===== DATA TO USE =====
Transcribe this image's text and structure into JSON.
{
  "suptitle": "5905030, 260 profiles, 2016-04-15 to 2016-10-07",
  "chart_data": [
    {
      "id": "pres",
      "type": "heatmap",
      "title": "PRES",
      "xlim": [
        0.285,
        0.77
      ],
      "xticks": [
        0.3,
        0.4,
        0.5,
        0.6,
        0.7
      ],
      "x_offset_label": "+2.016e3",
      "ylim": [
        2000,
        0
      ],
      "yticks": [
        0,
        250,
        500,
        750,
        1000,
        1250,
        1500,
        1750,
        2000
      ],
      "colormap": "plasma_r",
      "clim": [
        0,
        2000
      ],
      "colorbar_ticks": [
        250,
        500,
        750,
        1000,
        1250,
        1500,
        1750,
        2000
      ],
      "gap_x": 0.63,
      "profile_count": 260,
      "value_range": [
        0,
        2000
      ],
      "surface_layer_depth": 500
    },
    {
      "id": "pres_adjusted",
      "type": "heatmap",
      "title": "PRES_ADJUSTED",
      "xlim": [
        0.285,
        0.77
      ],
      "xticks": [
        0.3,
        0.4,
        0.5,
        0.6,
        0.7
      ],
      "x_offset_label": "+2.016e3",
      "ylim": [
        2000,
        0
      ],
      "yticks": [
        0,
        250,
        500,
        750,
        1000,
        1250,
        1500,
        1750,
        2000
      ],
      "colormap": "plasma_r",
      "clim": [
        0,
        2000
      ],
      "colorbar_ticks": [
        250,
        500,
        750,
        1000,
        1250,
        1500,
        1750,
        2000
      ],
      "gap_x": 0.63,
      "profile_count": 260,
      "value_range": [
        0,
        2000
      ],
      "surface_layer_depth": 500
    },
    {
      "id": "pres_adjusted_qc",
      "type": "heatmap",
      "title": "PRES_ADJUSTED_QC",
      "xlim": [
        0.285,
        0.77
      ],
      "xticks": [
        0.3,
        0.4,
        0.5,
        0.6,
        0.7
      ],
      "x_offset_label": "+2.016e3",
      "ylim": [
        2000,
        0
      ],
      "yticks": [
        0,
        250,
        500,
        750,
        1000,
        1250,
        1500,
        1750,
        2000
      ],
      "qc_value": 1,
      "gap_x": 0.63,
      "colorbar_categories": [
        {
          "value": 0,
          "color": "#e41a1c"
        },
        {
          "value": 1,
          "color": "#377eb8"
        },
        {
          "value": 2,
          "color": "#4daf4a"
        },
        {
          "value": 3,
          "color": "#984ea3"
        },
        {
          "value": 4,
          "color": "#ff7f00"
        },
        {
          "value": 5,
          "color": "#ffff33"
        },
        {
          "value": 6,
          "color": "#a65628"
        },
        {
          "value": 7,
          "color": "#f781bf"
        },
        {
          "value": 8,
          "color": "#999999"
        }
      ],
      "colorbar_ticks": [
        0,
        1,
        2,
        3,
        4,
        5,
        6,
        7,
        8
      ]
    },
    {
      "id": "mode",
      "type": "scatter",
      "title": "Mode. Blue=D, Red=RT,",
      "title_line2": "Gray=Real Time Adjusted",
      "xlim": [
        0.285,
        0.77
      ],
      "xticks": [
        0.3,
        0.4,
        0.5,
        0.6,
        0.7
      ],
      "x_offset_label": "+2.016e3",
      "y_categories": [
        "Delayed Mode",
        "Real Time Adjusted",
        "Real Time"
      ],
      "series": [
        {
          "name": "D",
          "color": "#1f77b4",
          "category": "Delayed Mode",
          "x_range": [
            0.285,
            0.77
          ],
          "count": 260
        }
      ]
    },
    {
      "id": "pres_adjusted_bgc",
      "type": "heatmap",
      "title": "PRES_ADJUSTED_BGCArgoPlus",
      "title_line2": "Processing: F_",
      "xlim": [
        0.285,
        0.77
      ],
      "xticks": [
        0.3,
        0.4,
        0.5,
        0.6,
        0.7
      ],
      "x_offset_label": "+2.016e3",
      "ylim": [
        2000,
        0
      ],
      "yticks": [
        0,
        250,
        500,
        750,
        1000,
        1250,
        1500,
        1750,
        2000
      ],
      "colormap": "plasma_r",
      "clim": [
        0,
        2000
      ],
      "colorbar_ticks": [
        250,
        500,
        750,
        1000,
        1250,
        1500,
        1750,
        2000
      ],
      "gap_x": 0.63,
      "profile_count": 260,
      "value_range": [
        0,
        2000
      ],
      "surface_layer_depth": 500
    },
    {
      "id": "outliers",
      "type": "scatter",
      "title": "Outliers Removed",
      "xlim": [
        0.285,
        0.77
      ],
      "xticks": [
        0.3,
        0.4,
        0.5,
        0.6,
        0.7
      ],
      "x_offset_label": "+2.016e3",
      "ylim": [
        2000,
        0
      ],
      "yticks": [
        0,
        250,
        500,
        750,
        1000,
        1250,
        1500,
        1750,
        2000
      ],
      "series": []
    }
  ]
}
=====
Quote all of the entries verbatim.

### REPLY
Transcribe this image's text and structure into JSON.
{
  "suptitle": "5905030, 260 profiles, 2016-04-15 to 2016-10-07",
  "chart_data": [
    {
      "id": "pres",
      "type": "heatmap",
      "title": "PRES",
      "xlim": [
        0.285,
        0.77
      ],
      "xticks": [
        0.3,
        0.4,
        0.5,
        0.6,
        0.7
      ],
      "x_offset_label": "+2.016e3",
      "ylim": [
        2000,
        0
      ],
      "yticks": [
        0,
        250,
        500,
        750,
        1000,
        1250,
        1500,
        1750,
        2000
      ],
      "colormap": "plasma_r",
      "clim": [
        0,
        2000
      ],
      "colorbar_ticks": [
        250,
        500,
        750,
        1000,
        1250,
        1500,
        1750,
        2000
      ],
      "gap_x": 0.63,
      "profile_count": 260,
      "value_range": [
        0,
        2000
      ],
      "surface_layer_depth": 500
    },
    {
      "id": "pres_adjusted",
      "type": "heatmap",
      "title": "PRES_ADJUSTED",
      "xlim": [
        0.285,
        0.77
      ],
      "xticks": [
        0.3,
        0.4,
        0.5,
        0.6,
        0.7
      ],
      "x_offset_label": "+2.016e3",
      "ylim": [
        2000,
        0
      ],
      "yticks": [
        0,
        250,
        500,
        750,
        1000,
        1250,
        1500,
        1750,
        2000
      ],
      "colormap": "plasma_r",
      "clim": [
        0,
        2000
      ],
      "colorbar_ticks": [
        250,
        500,
        750,
        1000,
        1250,
        1500,
        1750,
        2000
      ],
      "gap_x": 0.63,
      "profile_count": 260,
      "value_range": [
        0,
        2000
      ],
      "surface_layer_depth": 500
    },
    {
      "id": "pres_adjusted_qc",
      "type": "heatmap",
      "title": "PRES_ADJUSTED_QC",
      "xlim": [
        0.285,
        0.77
      ],
      "xticks": [
        0.3,
        0.4,
        0.5,
        0.6,
        0.7
      ],
      "x_offset_label": "+2.016e3",
      "ylim": [
        2000,
        0
      ],
      "yticks": [
        0,
        250,
        500,
        750,
        1000,
        1250,
        1500,
        1750,
        2000
      ],
      "qc_value": 1,
      "gap_x": 0.63,
      "colorbar_categories": [
        {
          "value": 0,
          "color": "#e41a1c"
        },
        {
          "value": 1,
          "color": "#377eb8"
        },
        {
          "value": 2,
          "color": "#4daf4a"
        },
        {
          "value": 3,
          "color": "#984ea3"
        },
        {
          "value": 4,
          "color": "#ff7f00"
        },
        {
          "value": 5,
          "color": "#ffff33"
        },
        {
          "value": 6,
          "color": "#a65628"
        },
        {
          "value": 7,
          "color": "#f781bf"
        },
        {
          "value": 8,
          "color": "#999999"
        }
      ],
      "colorbar_ticks": [
        0,
        1,
        2,
        3,
        4,
        5,
        6,
        7,
        8
      ]
    },
    {
      "id": "mode",
      "type": "scatter",
      "title": "Mode. Blue=D, Red=RT,",
      "title_line2": "Gray=Real Time Adjusted",
      "xlim": [
        0.285,
        0.77
      ],
      "xticks": [
        0.3,
        0.4,
        0.5,
        0.6,
        0.7
      ],
      "x_offset_label": "+2.016e3",
      "y_categories": [
        "Delayed Mode",
        "Real Time Adjusted",
        "Real Time"
      ],
      "series": [
        {
          "name": "D",
          "color": "#1f77b4",
          "category": "Delayed Mode",
          "x_range": [
            0.285,
            0.77
          ],
          "count": 260
        }
      ]
    },
    {
      "id": "pres_adjusted_bgc",
      "type": "heatmap",
      "title": "PRES_ADJUSTED_BGCArgoPlus",
      "title_line2": "Processing: F_",
      "xlim": [
        0.285,
        0.77
      ],
      "xticks": [
        0.3,
        0.4,
        0.5,
        0.6,
        0.7
      ],
      "x_offset_label": "+2.016e3",
      "ylim": [
        2000,
        0
      ],
      "yticks": [
        0,
        250,
        500,
        750,
        1000,
        1250,
        1500,
        1750,
        2000
      ],
      "colormap": "plasma_r",
      "clim": [
        0,
        2000
      ],
      "colorbar_ticks": [
        250,
        500,
        750,
        1000,
        1250,
        1500,
        1750,
        2000
      ],
      "gap_x": 0.63,
      "profile_count": 260,
      "value_range": [
        0,
        2000
      ],
      "surface_layer_depth": 500
    },
    {
      "id": "outliers",
      "type": "scatter",
      "title": "Outliers Removed",
      "xlim": [
        0.285,
        0.77
      ],
      "xticks": [
        0.3,
        0.4,
        0.5,
        0.6,
        0.7
      ],
      "x_offset_label": "+2.016e3",
      "ylim": [
        2000,
        0
      ],
      "yticks": [
        0,
        250,
        500,
        750,
        1000,
        1250,
        1500,
        1750,
        2000
      ],
      "series": []
    }
  ]
}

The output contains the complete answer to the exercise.